• DIRECTION: Your task is to copy the material exactly.

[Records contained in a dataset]
--*--

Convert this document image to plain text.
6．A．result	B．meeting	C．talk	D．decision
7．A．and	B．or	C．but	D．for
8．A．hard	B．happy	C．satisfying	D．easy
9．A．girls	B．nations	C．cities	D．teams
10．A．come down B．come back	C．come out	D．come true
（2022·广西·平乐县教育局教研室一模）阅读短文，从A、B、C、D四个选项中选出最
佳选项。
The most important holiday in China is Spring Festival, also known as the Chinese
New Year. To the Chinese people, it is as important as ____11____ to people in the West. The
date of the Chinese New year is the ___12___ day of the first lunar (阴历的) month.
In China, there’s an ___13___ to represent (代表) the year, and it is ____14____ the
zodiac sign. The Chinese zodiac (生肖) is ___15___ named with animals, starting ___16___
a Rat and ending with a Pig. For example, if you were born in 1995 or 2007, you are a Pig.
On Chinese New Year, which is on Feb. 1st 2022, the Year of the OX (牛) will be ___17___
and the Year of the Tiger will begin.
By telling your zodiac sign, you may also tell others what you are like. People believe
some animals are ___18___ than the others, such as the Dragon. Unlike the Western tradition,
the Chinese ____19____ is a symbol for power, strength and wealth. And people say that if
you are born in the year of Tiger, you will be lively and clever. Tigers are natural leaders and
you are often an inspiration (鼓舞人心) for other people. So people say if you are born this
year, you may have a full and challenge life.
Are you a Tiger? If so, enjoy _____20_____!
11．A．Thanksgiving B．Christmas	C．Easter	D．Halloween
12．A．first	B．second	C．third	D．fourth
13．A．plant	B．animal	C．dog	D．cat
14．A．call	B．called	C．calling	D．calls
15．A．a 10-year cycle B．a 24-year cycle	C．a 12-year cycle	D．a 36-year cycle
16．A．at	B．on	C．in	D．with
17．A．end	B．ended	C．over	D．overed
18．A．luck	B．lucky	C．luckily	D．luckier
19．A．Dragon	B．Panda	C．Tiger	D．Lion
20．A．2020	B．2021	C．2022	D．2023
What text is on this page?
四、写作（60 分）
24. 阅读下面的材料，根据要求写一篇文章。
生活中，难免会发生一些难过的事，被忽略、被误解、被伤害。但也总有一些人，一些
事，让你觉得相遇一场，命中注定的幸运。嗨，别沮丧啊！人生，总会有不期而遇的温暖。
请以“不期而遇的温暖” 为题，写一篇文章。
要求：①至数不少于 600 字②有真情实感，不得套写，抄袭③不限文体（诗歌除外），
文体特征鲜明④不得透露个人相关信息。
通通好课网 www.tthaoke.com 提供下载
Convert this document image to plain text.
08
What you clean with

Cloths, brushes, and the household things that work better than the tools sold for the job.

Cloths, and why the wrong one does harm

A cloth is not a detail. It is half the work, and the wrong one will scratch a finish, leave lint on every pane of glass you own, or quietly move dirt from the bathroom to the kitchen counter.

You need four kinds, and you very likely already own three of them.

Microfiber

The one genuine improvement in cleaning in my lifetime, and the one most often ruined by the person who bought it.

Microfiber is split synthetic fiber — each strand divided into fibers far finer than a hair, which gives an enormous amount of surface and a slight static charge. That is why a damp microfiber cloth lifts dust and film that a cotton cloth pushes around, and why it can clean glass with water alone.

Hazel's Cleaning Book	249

--*--

• COMPLETED EXERCISE:
Convert this document image to plain text.
6．A．result	B．meeting	C．talk	D．decision
7．A．and	B．or	C．but	D．for
8．A．hard	B．happy	C．satisfying	D．easy
9．A．girls	B．nations	C．cities	D．teams
10．A．come down B．come back	C．come out	D．come true
（2022·广西·平乐县教育局教研室一模）阅读短文，从A、B、C、D四个选项中选出最
佳选项。
The most important holiday in China is Spring Festival, also known as the Chinese
New Year. To the Chinese people, it is as important as ____11____ to people in the West. The
date of the Chinese New year is the ___12___ day of the first lunar (阴历的) month.
In China, there’s an ___13___ to represent (代表) the year, and it is ____14____ the
zodiac sign. The Chinese zodiac (生肖) is ___15___ named with animals, starting ___16___
a Rat and ending with a Pig. For example, if you were born in 1995 or 2007, you are a Pig.
On Chinese New Year, which is on Feb. 1st 2022, the Year of the OX (牛) will be ___17___
and the Year of the Tiger will begin.
By telling your zodiac sign, you may also tell others what you are like. People believe
some animals are ___18___ than the others, such as the Dragon. Unlike the Western tradition,
the Chinese ____19____ is a symbol for power, strength and wealth. And people say that if
you are born in the year of Tiger, you will be lively and clever. Tigers are natural leaders and
you are often an inspiration (鼓舞人心) for other people. So people say if you are born this
year, you may have a full and challenge life.
Are you a Tiger? If so, enjoy _____20_____!
11．A．Thanksgiving B．Christmas	C．Easter	D．Halloween
12．A．first	B．second	C．third	D．fourth
13．A．plant	B．animal	C．dog	D．cat
14．A．call	B．called	C．calling	D．calls
15．A．a 10-year cycle B．a 24-year cycle	C．a 12-year cycle	D．a 36-year cycle
16．A．at	B．on	C．in	D．with
17．A．end	B．ended	C．over	D．overed
18．A．luck	B．lucky	C．luckily	D．luckier
19．A．Dragon	B．Panda	C．Tiger	D．Lion
20．A．2020	B．2021	C．2022	D．2023
What text is on this page?
四、写作（60 分）
24. 阅读下面的材料，根据要求写一篇文章。
生活中，难免会发生一些难过的事，被忽略、被误解、被伤害。但也总有一些人，一些
事，让你觉得相遇一场，命中注定的幸运。嗨，别沮丧啊！人生，总会有不期而遇的温暖。
请以“不期而遇的温暖” 为题，写一篇文章。
要求：①至数不少于 600 字②有真情实感，不得套写，抄袭③不限文体（诗歌除外），
文体特征鲜明④不得透露个人相关信息。
通通好课网 www.tthaoke.com 提供下载
Convert this document image to plain text.
08
What you clean with

Cloths, brushes, and the household things that work better than the tools sold for the job.

Cloths, and why the wrong one does harm

A cloth is not a detail. It is half the work, and the wrong one will scratch a finish, leave lint on every pane of glass you own, or quietly move dirt from the bathroom to the kitchen counter.

You need four kinds, and you very likely already own three of them.

Microfiber

The one genuine improvement in cleaning in my lifetime, and the one most often ruined by the person who bought it.

Microfiber is split synthetic fiber — each strand divided into fibers far finer than a hair, which gives an enormous amount of surface and a slight static charge. That is why a damp microfiber cloth lifts dust and film that a cotton cloth pushes around, and why it can clean glass with water alone.

Hazel's Cleaning Book	249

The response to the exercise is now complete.